## SHORT EXERCISE
Lift out all lines below that contain "official".

(Dataset entries on figures)
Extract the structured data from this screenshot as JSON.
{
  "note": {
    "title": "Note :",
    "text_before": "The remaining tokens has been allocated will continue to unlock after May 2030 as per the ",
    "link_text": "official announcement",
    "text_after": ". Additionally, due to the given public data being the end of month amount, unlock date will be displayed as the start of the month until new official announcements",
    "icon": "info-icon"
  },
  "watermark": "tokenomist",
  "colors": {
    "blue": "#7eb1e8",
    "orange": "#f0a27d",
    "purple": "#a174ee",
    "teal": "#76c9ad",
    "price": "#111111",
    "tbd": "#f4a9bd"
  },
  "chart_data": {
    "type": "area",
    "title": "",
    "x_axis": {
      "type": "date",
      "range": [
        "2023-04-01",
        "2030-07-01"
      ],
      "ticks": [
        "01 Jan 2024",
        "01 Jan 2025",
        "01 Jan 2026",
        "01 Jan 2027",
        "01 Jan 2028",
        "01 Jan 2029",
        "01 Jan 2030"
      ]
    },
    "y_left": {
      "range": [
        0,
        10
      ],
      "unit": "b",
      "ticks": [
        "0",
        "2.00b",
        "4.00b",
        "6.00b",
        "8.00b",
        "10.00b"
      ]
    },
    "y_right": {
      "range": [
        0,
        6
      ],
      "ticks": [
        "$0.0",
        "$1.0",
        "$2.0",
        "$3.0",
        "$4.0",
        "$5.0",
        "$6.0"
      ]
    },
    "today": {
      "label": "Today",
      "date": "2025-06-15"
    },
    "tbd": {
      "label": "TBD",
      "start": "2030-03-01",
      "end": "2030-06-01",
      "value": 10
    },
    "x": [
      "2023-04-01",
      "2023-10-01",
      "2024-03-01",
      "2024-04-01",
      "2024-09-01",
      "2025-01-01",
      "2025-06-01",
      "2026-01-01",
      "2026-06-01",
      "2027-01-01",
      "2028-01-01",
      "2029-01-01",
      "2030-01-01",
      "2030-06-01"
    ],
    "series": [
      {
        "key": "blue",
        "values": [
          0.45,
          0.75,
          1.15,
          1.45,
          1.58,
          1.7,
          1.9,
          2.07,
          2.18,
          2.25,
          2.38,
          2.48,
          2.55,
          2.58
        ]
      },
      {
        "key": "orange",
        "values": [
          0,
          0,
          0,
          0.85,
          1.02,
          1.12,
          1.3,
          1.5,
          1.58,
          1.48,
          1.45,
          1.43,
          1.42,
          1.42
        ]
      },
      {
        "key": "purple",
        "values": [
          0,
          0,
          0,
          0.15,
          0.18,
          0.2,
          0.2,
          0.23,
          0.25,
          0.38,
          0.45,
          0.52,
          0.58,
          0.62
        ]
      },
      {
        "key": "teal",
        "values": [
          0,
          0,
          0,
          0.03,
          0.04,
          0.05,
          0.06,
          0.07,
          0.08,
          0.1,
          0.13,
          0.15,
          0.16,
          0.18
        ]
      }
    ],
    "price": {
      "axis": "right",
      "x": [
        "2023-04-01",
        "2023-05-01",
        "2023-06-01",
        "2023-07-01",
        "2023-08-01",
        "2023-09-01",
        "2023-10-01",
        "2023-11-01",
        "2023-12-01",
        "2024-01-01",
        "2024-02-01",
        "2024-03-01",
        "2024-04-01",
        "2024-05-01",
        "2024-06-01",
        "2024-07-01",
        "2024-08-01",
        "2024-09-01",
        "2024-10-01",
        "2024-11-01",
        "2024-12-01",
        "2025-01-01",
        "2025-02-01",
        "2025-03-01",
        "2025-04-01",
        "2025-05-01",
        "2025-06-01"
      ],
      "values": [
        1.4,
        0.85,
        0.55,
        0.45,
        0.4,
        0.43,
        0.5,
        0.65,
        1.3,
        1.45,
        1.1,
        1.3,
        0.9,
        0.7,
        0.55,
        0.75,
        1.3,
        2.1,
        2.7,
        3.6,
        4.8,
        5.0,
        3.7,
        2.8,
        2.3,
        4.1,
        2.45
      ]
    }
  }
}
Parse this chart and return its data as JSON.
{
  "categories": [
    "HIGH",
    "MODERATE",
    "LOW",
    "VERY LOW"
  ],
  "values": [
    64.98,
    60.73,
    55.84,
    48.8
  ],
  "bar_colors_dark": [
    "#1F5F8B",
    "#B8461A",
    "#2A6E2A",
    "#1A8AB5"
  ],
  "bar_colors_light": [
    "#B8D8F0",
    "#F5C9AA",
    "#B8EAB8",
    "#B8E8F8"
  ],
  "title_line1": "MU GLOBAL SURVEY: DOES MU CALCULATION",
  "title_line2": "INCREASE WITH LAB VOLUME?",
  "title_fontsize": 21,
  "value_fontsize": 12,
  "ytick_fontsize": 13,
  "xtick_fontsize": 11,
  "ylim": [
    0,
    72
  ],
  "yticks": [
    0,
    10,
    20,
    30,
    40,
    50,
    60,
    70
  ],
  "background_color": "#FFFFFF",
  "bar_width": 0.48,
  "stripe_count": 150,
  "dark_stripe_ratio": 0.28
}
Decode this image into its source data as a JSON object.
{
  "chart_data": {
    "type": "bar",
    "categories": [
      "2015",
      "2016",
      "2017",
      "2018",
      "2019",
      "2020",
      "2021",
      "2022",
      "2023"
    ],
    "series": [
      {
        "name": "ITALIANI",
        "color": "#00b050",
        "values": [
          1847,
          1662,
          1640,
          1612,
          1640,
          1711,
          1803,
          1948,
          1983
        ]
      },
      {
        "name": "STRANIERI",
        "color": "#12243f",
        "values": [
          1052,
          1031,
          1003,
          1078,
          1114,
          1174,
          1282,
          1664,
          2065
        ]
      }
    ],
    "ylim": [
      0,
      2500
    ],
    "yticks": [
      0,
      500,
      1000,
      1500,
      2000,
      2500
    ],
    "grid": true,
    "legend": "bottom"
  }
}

## CORRECT RESULT
    "link_text": "official announcement",
    "text_after": ". Additionally, due to the given public data being the end of month amount, unlock date will be displayed as the start of the month until new official announcements",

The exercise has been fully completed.